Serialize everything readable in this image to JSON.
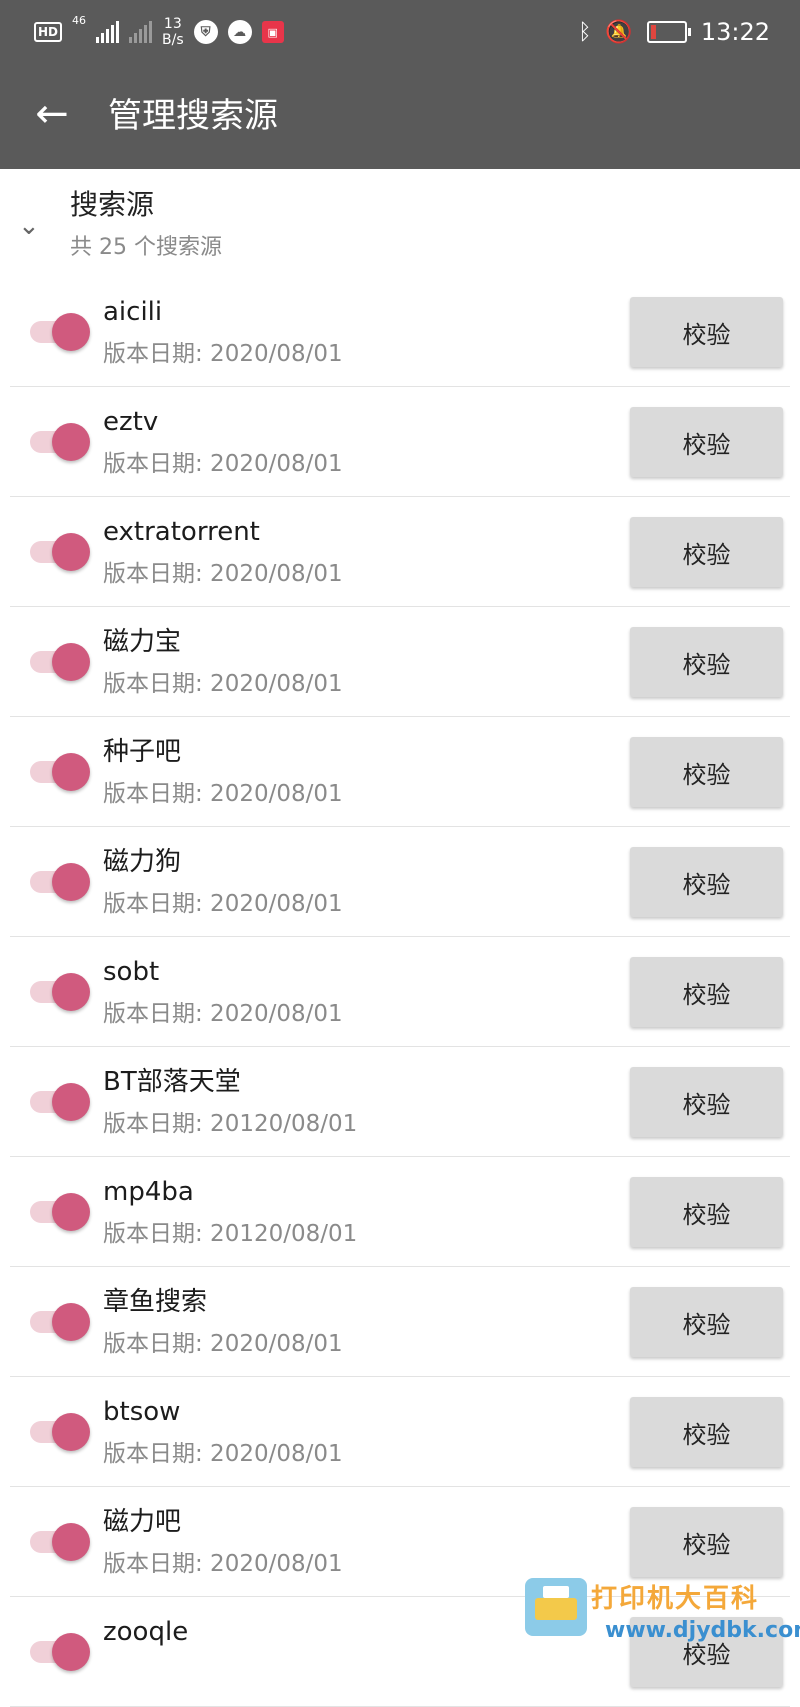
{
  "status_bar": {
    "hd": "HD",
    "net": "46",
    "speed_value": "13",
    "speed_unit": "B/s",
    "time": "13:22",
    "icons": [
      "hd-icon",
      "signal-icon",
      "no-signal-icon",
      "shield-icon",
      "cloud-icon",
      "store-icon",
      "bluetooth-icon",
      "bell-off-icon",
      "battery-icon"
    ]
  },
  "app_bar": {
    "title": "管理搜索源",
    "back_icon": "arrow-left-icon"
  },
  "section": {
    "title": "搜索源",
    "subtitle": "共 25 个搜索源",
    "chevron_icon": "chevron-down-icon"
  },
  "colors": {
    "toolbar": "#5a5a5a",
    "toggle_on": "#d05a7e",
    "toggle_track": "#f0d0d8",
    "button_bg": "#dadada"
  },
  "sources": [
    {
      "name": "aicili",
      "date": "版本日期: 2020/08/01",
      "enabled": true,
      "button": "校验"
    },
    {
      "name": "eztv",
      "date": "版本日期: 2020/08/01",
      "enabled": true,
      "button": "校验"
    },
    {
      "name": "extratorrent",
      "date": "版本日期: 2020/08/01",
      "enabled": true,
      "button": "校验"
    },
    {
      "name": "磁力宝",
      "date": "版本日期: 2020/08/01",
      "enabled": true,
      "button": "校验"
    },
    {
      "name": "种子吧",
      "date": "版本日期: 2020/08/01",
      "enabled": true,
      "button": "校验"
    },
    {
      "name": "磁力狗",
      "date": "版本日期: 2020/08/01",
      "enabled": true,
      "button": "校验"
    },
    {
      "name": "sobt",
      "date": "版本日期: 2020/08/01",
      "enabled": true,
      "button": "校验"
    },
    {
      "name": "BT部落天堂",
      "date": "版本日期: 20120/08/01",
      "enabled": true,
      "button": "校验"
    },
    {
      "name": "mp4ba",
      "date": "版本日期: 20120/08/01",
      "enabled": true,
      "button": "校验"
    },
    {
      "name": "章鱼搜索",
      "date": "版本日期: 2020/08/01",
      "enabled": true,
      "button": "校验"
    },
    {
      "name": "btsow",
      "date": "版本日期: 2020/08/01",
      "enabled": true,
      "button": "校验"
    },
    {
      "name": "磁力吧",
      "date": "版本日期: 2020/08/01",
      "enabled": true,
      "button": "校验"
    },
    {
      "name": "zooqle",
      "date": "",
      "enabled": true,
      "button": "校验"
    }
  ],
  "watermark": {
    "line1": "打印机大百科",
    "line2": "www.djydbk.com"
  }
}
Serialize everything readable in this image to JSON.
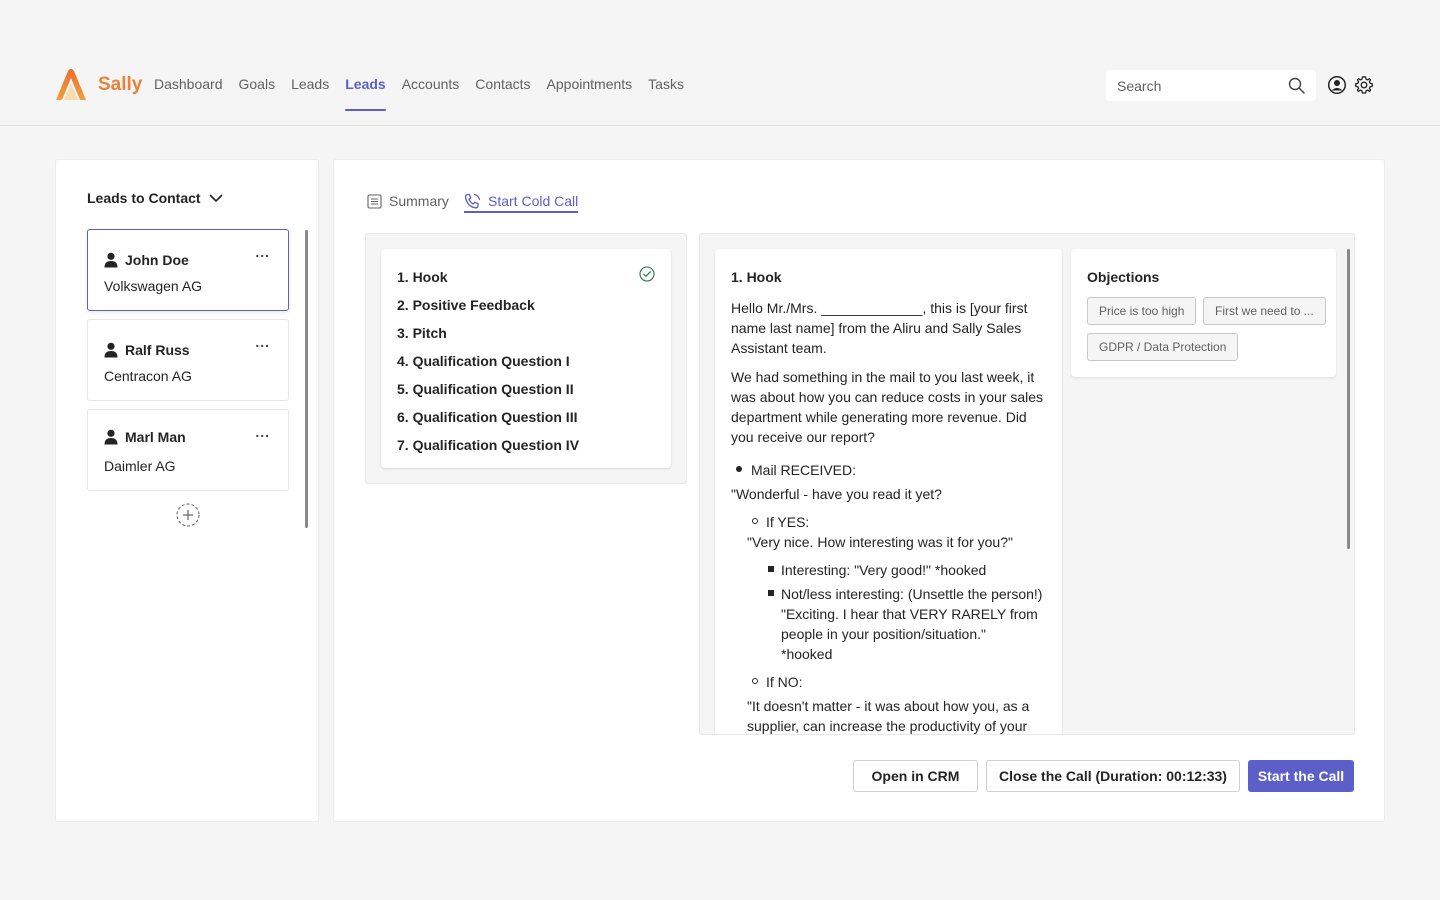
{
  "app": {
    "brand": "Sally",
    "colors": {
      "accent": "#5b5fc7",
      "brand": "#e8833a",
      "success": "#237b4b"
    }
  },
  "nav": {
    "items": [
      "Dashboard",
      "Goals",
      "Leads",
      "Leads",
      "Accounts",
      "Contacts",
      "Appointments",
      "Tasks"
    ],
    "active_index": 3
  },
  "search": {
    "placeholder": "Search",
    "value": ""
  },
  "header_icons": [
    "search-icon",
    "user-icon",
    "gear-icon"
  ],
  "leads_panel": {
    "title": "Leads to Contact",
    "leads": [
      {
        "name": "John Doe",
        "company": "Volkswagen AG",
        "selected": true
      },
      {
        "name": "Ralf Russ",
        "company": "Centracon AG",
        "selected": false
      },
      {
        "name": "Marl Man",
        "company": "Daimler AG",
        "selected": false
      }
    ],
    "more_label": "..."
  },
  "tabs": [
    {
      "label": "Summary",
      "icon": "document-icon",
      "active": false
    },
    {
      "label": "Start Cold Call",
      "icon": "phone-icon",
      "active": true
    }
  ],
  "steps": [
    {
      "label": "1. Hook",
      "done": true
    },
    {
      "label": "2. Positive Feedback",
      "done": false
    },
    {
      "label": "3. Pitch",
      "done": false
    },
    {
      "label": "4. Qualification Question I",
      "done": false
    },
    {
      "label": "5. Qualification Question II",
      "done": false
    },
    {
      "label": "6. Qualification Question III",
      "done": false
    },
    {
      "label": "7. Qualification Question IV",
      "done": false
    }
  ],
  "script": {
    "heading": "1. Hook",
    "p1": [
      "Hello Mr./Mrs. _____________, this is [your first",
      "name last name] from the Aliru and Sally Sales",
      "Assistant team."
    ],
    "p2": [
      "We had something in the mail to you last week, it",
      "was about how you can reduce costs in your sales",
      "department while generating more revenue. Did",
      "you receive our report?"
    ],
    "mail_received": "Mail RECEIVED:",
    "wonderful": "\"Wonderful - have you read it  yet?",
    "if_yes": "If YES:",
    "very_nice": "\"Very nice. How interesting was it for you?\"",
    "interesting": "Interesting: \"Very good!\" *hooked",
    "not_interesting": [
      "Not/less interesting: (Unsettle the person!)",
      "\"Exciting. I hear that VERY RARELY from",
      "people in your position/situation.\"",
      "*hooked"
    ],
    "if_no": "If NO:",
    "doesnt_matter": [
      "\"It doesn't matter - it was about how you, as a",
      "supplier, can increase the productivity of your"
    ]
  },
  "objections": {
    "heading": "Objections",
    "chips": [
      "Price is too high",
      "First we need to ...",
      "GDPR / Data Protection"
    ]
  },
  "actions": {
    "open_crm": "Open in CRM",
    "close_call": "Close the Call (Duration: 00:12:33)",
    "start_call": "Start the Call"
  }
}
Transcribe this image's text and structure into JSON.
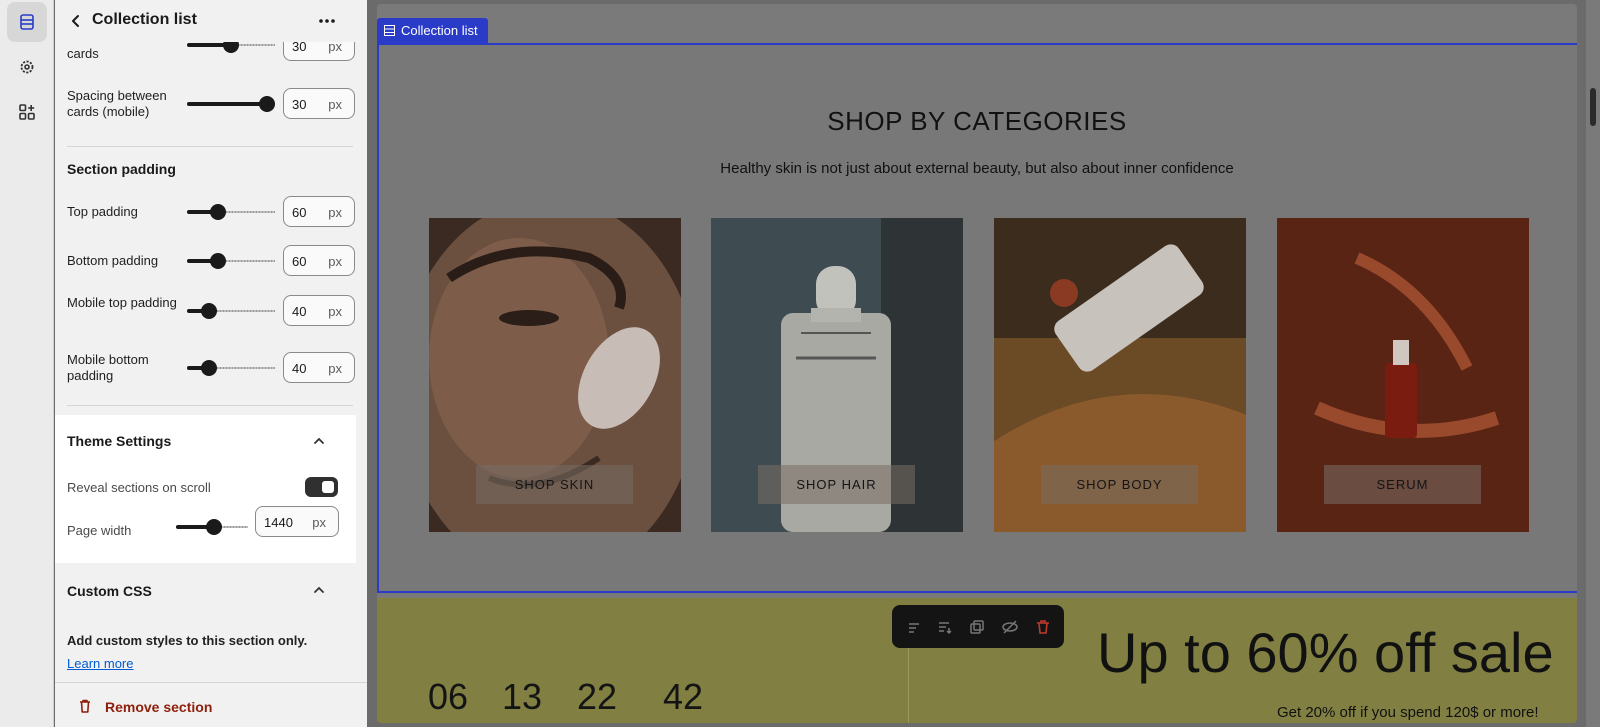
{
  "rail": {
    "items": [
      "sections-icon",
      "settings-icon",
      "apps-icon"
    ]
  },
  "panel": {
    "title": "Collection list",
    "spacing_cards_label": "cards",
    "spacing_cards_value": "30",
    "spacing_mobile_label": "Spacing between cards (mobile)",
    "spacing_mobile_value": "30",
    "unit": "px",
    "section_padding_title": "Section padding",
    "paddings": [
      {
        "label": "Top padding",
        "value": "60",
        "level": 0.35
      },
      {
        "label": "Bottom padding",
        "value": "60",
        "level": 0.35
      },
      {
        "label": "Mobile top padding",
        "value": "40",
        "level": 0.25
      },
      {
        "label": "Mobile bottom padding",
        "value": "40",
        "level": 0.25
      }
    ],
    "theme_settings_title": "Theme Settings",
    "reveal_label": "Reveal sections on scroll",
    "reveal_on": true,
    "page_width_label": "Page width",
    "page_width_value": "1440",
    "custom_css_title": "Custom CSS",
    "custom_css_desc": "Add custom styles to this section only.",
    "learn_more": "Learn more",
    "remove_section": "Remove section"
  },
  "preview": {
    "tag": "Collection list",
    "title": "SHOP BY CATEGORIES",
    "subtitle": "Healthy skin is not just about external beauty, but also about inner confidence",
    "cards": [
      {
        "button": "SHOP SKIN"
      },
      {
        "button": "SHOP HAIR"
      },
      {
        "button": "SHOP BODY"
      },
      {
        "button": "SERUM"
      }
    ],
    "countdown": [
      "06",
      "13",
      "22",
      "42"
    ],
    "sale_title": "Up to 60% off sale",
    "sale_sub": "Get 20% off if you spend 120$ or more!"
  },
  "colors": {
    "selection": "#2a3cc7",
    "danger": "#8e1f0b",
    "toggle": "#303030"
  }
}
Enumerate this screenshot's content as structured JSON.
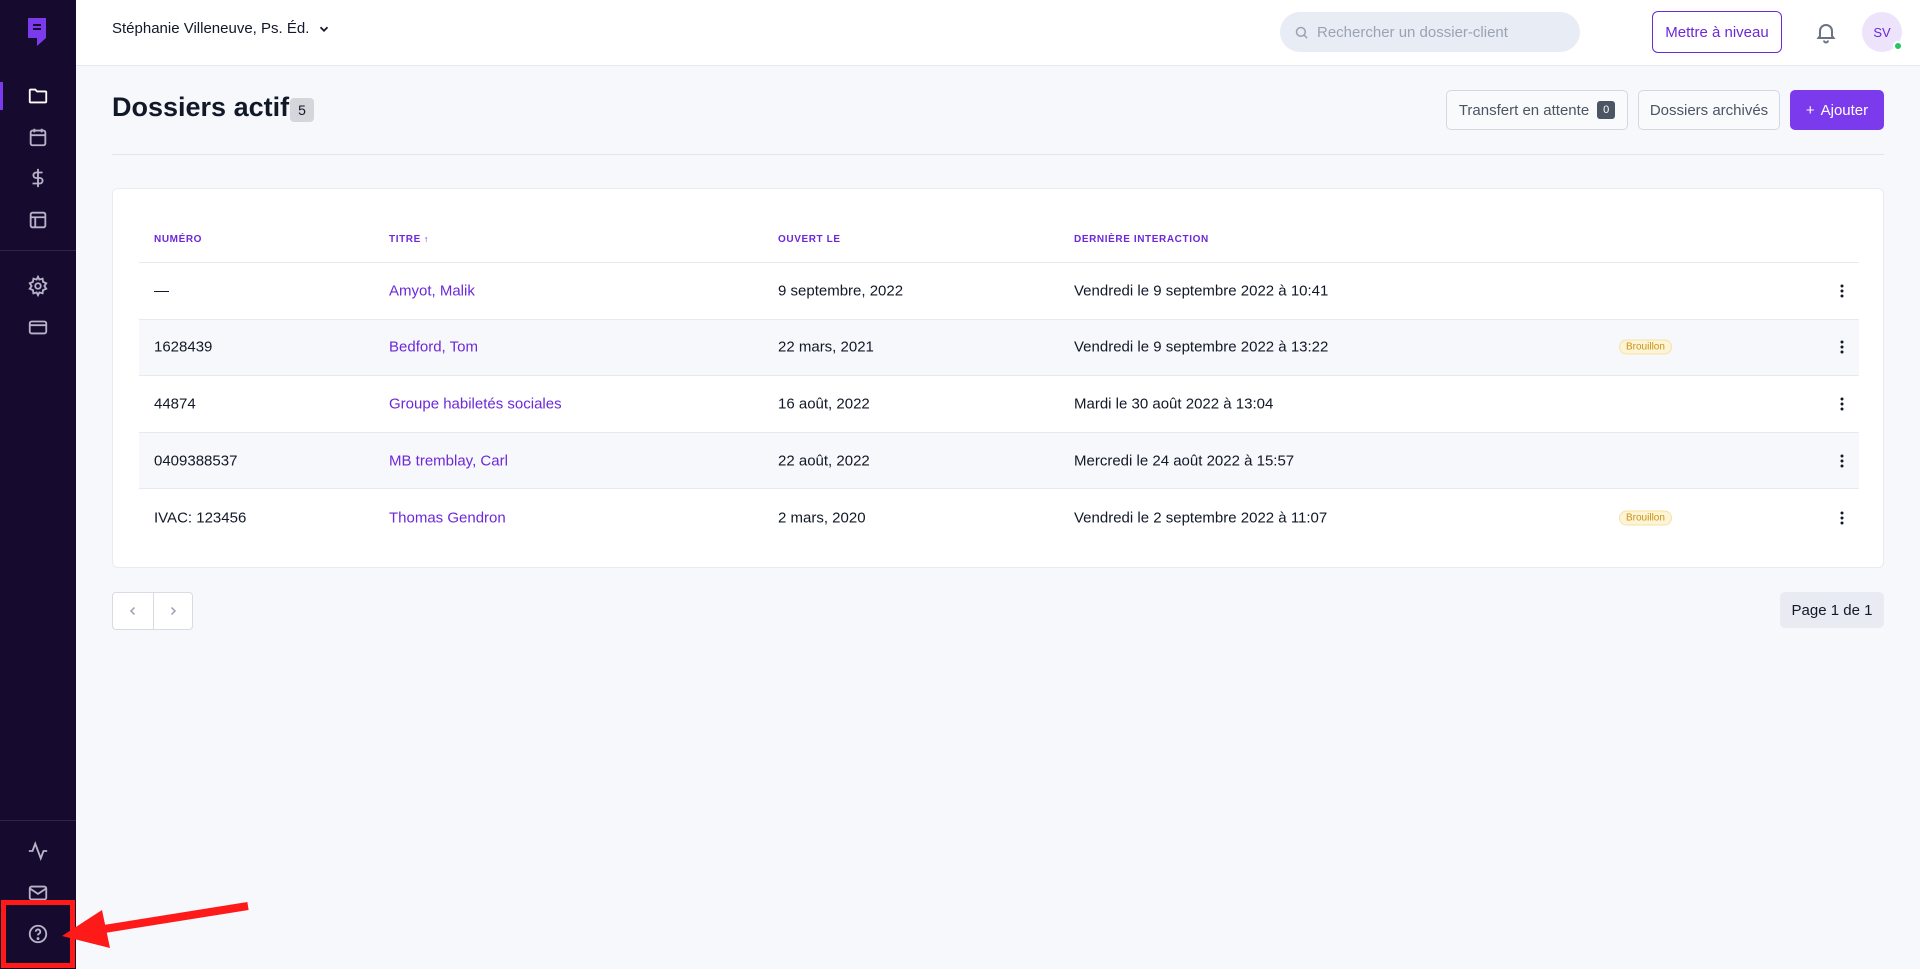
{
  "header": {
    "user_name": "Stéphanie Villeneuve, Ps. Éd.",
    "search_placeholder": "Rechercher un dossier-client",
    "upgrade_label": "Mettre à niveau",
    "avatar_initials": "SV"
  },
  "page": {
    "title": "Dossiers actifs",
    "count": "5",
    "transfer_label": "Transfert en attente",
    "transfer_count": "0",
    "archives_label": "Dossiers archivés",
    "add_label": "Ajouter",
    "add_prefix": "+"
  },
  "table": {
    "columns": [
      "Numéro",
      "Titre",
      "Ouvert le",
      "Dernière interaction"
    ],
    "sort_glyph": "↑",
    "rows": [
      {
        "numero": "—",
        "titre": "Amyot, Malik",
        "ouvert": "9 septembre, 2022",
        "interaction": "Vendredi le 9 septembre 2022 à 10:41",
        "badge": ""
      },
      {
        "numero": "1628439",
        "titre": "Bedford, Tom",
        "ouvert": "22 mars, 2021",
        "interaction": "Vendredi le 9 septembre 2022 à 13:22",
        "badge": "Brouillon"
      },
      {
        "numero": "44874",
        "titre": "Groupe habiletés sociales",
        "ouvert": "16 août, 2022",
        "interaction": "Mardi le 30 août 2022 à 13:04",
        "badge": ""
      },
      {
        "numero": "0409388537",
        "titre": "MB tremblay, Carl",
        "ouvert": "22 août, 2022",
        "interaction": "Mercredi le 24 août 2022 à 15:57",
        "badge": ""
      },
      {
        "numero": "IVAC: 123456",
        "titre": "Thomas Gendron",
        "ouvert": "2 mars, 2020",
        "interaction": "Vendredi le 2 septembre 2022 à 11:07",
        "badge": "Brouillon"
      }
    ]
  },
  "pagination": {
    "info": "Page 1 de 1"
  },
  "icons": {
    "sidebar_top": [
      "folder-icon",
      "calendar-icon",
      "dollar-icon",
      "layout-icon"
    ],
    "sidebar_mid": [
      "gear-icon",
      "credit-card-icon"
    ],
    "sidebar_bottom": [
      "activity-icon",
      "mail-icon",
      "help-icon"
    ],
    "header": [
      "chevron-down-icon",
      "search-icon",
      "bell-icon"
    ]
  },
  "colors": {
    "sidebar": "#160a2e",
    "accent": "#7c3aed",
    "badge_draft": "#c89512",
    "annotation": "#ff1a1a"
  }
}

[Task] Show every line of the listing in which the string "mars" can be found.

[Correct result]
        "ouvert": "22 mars, 2021",
        "ouvert": "2 mars, 2020",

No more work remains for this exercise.